Task statement: Every entry needs to be printed exactly, please.

Dataset entries:
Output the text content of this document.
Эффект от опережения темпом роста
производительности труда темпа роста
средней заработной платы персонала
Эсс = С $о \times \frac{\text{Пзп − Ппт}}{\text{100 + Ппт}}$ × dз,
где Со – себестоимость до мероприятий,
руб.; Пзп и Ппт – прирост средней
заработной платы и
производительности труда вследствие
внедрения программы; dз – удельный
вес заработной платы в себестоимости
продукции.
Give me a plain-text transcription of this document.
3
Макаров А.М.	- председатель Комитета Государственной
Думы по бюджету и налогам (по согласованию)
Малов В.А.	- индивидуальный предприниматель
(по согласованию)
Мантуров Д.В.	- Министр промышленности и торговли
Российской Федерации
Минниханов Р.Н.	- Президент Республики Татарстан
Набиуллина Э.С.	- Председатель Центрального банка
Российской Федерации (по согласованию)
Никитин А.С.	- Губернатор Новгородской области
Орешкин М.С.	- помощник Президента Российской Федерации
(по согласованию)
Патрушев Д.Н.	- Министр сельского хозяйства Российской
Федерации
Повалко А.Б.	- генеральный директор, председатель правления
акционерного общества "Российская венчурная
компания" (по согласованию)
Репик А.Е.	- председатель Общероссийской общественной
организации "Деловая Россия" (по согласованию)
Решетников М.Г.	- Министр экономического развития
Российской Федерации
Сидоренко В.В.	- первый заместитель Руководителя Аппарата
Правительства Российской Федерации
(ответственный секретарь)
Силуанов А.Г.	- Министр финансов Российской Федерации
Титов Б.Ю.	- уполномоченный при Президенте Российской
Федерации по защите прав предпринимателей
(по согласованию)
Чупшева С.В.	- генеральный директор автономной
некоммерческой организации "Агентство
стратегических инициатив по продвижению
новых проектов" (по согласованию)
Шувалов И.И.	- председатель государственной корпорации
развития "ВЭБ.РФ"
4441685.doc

Reply to the exercise:
Output the text content of this document.
Эффект от опережения темпом роста
производительности труда темпа роста
средней заработной платы персонала
Эсс = С $о \times \frac{\text{Пзп − Ппт}}{\text{100 + Ппт}}$ × dз,
где Со – себестоимость до мероприятий,
руб.; Пзп и Ппт – прирост средней
заработной платы и
производительности труда вследствие
внедрения программы; dз – удельный
вес заработной платы в себестоимости
продукции.
Give me a plain-text transcription of this document.
3
Макаров А.М.	- председатель Комитета Государственной
Думы по бюджету и налогам (по согласованию)
Малов В.А.	- индивидуальный предприниматель
(по согласованию)
Мантуров Д.В.	- Министр промышленности и торговли
Российской Федерации
Минниханов Р.Н.	- Президент Республики Татарстан
Набиуллина Э.С.	- Председатель Центрального банка
Российской Федерации (по согласованию)
Никитин А.С.	- Губернатор Новгородской области
Орешкин М.С.	- помощник Президента Российской Федерации
(по согласованию)
Патрушев Д.Н.	- Министр сельского хозяйства Российской
Федерации
Повалко А.Б.	- генеральный директор, председатель правления
акционерного общества "Российская венчурная
компания" (по согласованию)
Репик А.Е.	- председатель Общероссийской общественной
организации "Деловая Россия" (по согласованию)
Решетников М.Г.	- Министр экономического развития
Российской Федерации
Сидоренко В.В.	- первый заместитель Руководителя Аппарата
Правительства Российской Федерации
(ответственный секретарь)
Силуанов А.Г.	- Министр финансов Российской Федерации
Титов Б.Ю.	- уполномоченный при Президенте Российской
Федерации по защите прав предпринимателей
(по согласованию)
Чупшева С.В.	- генеральный директор автономной
некоммерческой организации "Агентство
стратегических инициатив по продвижению
новых проектов" (по согласованию)
Шувалов И.И.	- председатель государственной корпорации
развития "ВЭБ.РФ"
4441685.doc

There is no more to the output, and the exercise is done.